## Provided records:
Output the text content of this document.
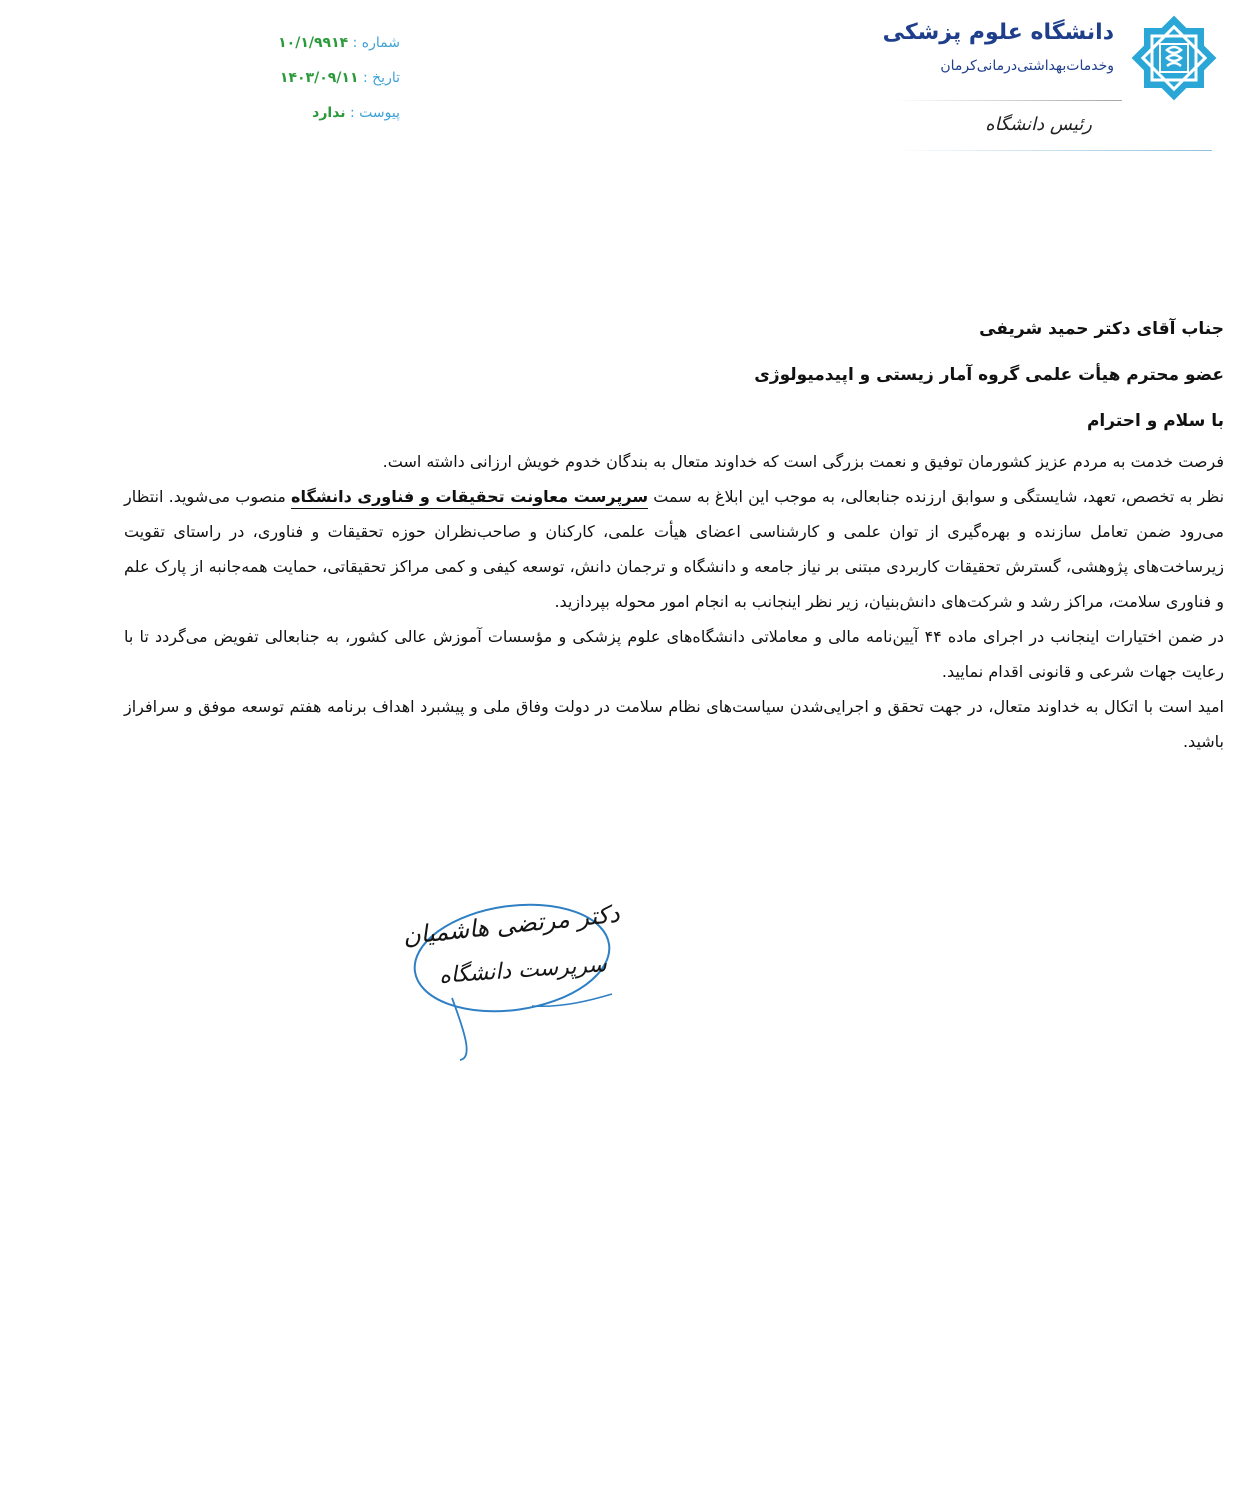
دانشگاه علوم پزشکی
وخدمات‌بهداشتی‌درمانی‌کرمان
رئیس دانشگاه
شماره : ۱۰/۱/۹۹۱۴
تاریخ : ۱۴۰۳/۰۹/۱۱
پیوست : ندارد
جناب آقای دکتر حمید شریفی
عضو محترم هیأت علمی گروه آمار زیستی و اپیدمیولوژی
با سلام و احترام
فرصت خدمت به مردم عزیز کشورمان توفیق و نعمت بزرگی است که خداوند متعال به بندگان خدوم خویش ارزانی داشته است.
نظر به تخصص، تعهد، شایستگی و سوابق ارزنده جنابعالی، به موجب این ابلاغ به سمت سرپرست معاونت تحقیقات و فناوری دانشگاه منصوب می‌شوید. انتظار می‌رود ضمن تعامل سازنده و بهره‌گیری از توان علمی و کارشناسی اعضای هیأت علمی، کارکنان و صاحب‌نظران حوزه تحقیقات و فناوری، در راستای تقویت زیرساخت‌های پژوهشی، گسترش تحقیقات کاربردی مبتنی بر نیاز جامعه و دانشگاه و ترجمان دانش، توسعه کیفی و کمی مراکز تحقیقاتی، حمایت همه‌جانبه از پارک علم و فناوری سلامت، مراکز رشد و شرکت‌های دانش‌بنیان، زیر نظر اینجانب به انجام امور محوله بپردازید.
در ضمن اختیارات اینجانب در اجرای ماده ۴۴ آیین‌نامه مالی و معاملاتی دانشگاه‌های علوم پزشکی و مؤسسات آموزش عالی کشور، به جنابعالی تفویض می‌گردد تا با رعایت جهات شرعی و قانونی اقدام نمایید.
امید است با اتکال به خداوند متعال، در جهت تحقق و اجرایی‌شدن سیاست‌های نظام سلامت در دولت وفاق ملی و پیشبرد اهداف برنامه هفتم توسعه موفق و سرافراز باشید.
دکتر مرتضی هاشمیان
سرپرست دانشگاه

## Exercise objective:
Scan the records for the string "دانشگاه". Copy each line in which it appears.

## Exercise result:
دانشگاه علوم پزشکی
رئیس دانشگاه
نظر به تخصص، تعهد، شایستگی و سوابق ارزنده جنابعالی، به موجب این ابلاغ به سمت سرپرست معاونت تحقیقات و فناوری دانشگاه منصوب می‌شوید. انتظار می‌رود ضمن تعامل سازنده و بهره‌گیری از توان علمی و کارشناسی اعضای هیأت علمی، کارکنان و صاحب‌نظران حوزه تحقیقات و فناوری، در راستای تقویت زیرساخت‌های پژوهشی، گسترش تحقیقات کاربردی مبتنی بر نیاز جامعه و دانشگاه و ترجمان دانش، توسعه کیفی و کمی مراکز تحقیقاتی، حمایت همه‌جانبه از پارک علم و فناوری سلامت، مراکز رشد و شرکت‌های دانش‌بنیان، زیر نظر اینجانب به انجام امور محوله بپردازید.
در ضمن اختیارات اینجانب در اجرای ماده ۴۴ آیین‌نامه مالی و معاملاتی دانشگاه‌های علوم پزشکی و مؤسسات آموزش عالی کشور، به جنابعالی تفویض می‌گردد تا با رعایت جهات شرعی و قانونی اقدام نمایید.
سرپرست دانشگاه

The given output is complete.